Your instructions: Please give the data below again in full, exactly as it stands.

Information provided:
....
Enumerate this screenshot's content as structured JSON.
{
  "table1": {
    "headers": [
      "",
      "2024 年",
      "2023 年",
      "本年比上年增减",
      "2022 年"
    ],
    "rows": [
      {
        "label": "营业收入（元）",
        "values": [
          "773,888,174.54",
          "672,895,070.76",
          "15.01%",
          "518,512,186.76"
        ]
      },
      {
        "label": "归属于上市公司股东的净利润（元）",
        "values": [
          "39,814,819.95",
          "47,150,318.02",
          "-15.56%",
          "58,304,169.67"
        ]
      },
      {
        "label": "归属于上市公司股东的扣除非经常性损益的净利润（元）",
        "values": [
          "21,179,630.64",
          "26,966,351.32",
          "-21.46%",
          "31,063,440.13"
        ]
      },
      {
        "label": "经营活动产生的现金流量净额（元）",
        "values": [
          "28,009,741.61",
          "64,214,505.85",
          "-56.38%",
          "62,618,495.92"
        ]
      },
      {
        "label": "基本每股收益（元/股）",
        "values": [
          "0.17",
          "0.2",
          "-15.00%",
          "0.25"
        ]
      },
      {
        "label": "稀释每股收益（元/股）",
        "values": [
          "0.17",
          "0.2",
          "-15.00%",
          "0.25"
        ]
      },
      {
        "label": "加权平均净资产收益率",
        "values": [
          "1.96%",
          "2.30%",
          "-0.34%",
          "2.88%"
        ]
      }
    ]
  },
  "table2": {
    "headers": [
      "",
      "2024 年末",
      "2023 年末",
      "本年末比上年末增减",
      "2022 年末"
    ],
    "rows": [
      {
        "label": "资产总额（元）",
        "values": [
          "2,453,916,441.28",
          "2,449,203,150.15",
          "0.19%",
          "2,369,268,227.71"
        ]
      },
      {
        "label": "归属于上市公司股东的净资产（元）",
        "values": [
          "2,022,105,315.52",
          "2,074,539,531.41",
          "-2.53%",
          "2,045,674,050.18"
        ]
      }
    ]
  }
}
....
Solution for this exercise:
Enumerate this screenshot's content as structured JSON.
{
  "table1": {
    "headers": [
      "",
      "2024 年",
      "2023 年",
      "本年比上年增减",
      "2022 年"
    ],
    "rows": [
      {
        "label": "营业收入（元）",
        "values": [
          "773,888,174.54",
          "672,895,070.76",
          "15.01%",
          "518,512,186.76"
        ]
      },
      {
        "label": "归属于上市公司股东的净利润（元）",
        "values": [
          "39,814,819.95",
          "47,150,318.02",
          "-15.56%",
          "58,304,169.67"
        ]
      },
      {
        "label": "归属于上市公司股东的扣除非经常性损益的净利润（元）",
        "values": [
          "21,179,630.64",
          "26,966,351.32",
          "-21.46%",
          "31,063,440.13"
        ]
      },
      {
        "label": "经营活动产生的现金流量净额（元）",
        "values": [
          "28,009,741.61",
          "64,214,505.85",
          "-56.38%",
          "62,618,495.92"
        ]
      },
      {
        "label": "基本每股收益（元/股）",
        "values": [
          "0.17",
          "0.2",
          "-15.00%",
          "0.25"
        ]
      },
      {
        "label": "稀释每股收益（元/股）",
        "values": [
          "0.17",
          "0.2",
          "-15.00%",
          "0.25"
        ]
      },
      {
        "label": "加权平均净资产收益率",
        "values": [
          "1.96%",
          "2.30%",
          "-0.34%",
          "2.88%"
        ]
      }
    ]
  },
  "table2": {
    "headers": [
      "",
      "2024 年末",
      "2023 年末",
      "本年末比上年末增减",
      "2022 年末"
    ],
    "rows": [
      {
        "label": "资产总额（元）",
        "values": [
          "2,453,916,441.28",
          "2,449,203,150.15",
          "0.19%",
          "2,369,268,227.71"
        ]
      },
      {
        "label": "归属于上市公司股东的净资产（元）",
        "values": [
          "2,022,105,315.52",
          "2,074,539,531.41",
          "-2.53%",
          "2,045,674,050.18"
        ]
      }
    ]
  }
}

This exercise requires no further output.